• _What this task involves_
In the data below, find each line containing the string "color" and return it.

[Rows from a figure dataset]
'''
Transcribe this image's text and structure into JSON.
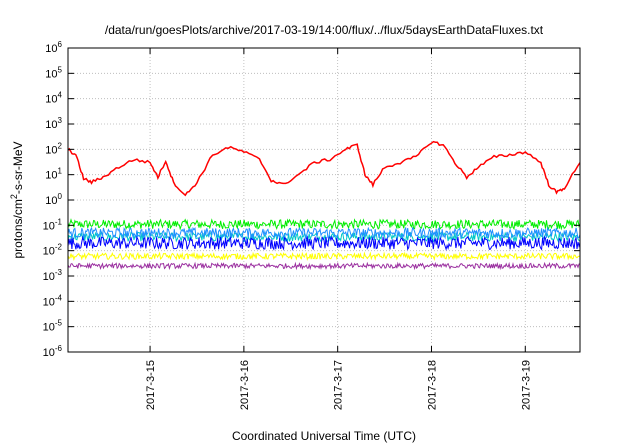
{
  "chart_data": {
    "type": "line",
    "title": "/data/run/goesPlots/archive/2017-03-19/14:00/flux/../flux/5daysEarthDataFluxes.txt",
    "xlabel": "Coordinated Universal Time (UTC)",
    "ylabel": {
      "pre": "protons/cm",
      "sup": "2",
      "post": "-s-sr-MeV"
    },
    "y_scale": "log",
    "ylim": [
      1e-06,
      1000000.0
    ],
    "xlim": [
      "2017-03-14T03:00",
      "2017-03-19T14:00"
    ],
    "grid": true,
    "legend": "none",
    "x_ticks": [
      "2017-3-15",
      "2017-3-16",
      "2017-3-17",
      "2017-3-18",
      "2017-3-19"
    ],
    "x_tick_dates": [
      "2017-03-15T00:00",
      "2017-03-16T00:00",
      "2017-03-17T00:00",
      "2017-03-18T00:00",
      "2017-03-19T00:00"
    ],
    "y_ticks": [
      {
        "exp": "-6",
        "value": 1e-06
      },
      {
        "exp": "-5",
        "value": 1e-05
      },
      {
        "exp": "-4",
        "value": 0.0001
      },
      {
        "exp": "-3",
        "value": 0.001
      },
      {
        "exp": "-2",
        "value": 0.01
      },
      {
        "exp": "-1",
        "value": 0.1
      },
      {
        "exp": "0",
        "value": 1
      },
      {
        "exp": "1",
        "value": 10
      },
      {
        "exp": "2",
        "value": 100
      },
      {
        "exp": "3",
        "value": 1000
      },
      {
        "exp": "4",
        "value": 10000
      },
      {
        "exp": "5",
        "value": 100000
      },
      {
        "exp": "6",
        "value": 1000000
      }
    ],
    "series": [
      {
        "color": "#ff0000",
        "x": [
          "2017-03-14T03:00",
          "2017-03-14T05:00",
          "2017-03-14T07:00",
          "2017-03-14T09:00",
          "2017-03-14T12:00",
          "2017-03-14T16:00",
          "2017-03-14T20:00",
          "2017-03-15T00:00",
          "2017-03-15T02:00",
          "2017-03-15T04:00",
          "2017-03-15T06:00",
          "2017-03-15T09:00",
          "2017-03-15T12:00",
          "2017-03-15T16:00",
          "2017-03-15T20:00",
          "2017-03-16T00:00",
          "2017-03-16T04:00",
          "2017-03-16T07:00",
          "2017-03-16T10:00",
          "2017-03-16T14:00",
          "2017-03-16T18:00",
          "2017-03-16T22:00",
          "2017-03-17T02:00",
          "2017-03-17T05:00",
          "2017-03-17T07:00",
          "2017-03-17T09:00",
          "2017-03-17T12:00",
          "2017-03-17T16:00",
          "2017-03-17T20:00",
          "2017-03-18T00:00",
          "2017-03-18T03:00",
          "2017-03-18T06:00",
          "2017-03-18T09:00",
          "2017-03-18T12:00",
          "2017-03-18T16:00",
          "2017-03-18T20:00",
          "2017-03-19T00:00",
          "2017-03-19T04:00",
          "2017-03-19T06:00",
          "2017-03-19T08:00",
          "2017-03-19T10:00",
          "2017-03-19T14:00"
        ],
        "values": [
          100,
          60,
          7,
          5,
          8,
          20,
          40,
          30,
          8,
          35,
          5,
          1.5,
          5,
          60,
          120,
          80,
          40,
          6,
          4,
          10,
          30,
          40,
          100,
          150,
          10,
          4,
          20,
          30,
          50,
          200,
          150,
          30,
          8,
          20,
          50,
          60,
          80,
          30,
          4,
          2,
          3,
          30
        ]
      },
      {
        "color": "#00ee00",
        "level": 0.11,
        "spread": 0.18
      },
      {
        "color": "#00c8c8",
        "level": 0.035,
        "spread": 0.18
      },
      {
        "color": "#0000ff",
        "level": 0.02,
        "spread": 0.25
      },
      {
        "color": "#1e90ff",
        "level": 0.05,
        "spread": 0.2
      },
      {
        "color": "#ffff00",
        "level": 0.006,
        "spread": 0.12
      },
      {
        "color": "#9b30a0",
        "level": 0.0025,
        "spread": 0.1
      }
    ]
  }
}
'''
• _Output of the exercise_
        "color": "#ff0000",
        "color": "#00ee00",
        "color": "#00c8c8",
        "color": "#0000ff",
        "color": "#1e90ff",
        "color": "#ffff00",
        "color": "#9b30a0",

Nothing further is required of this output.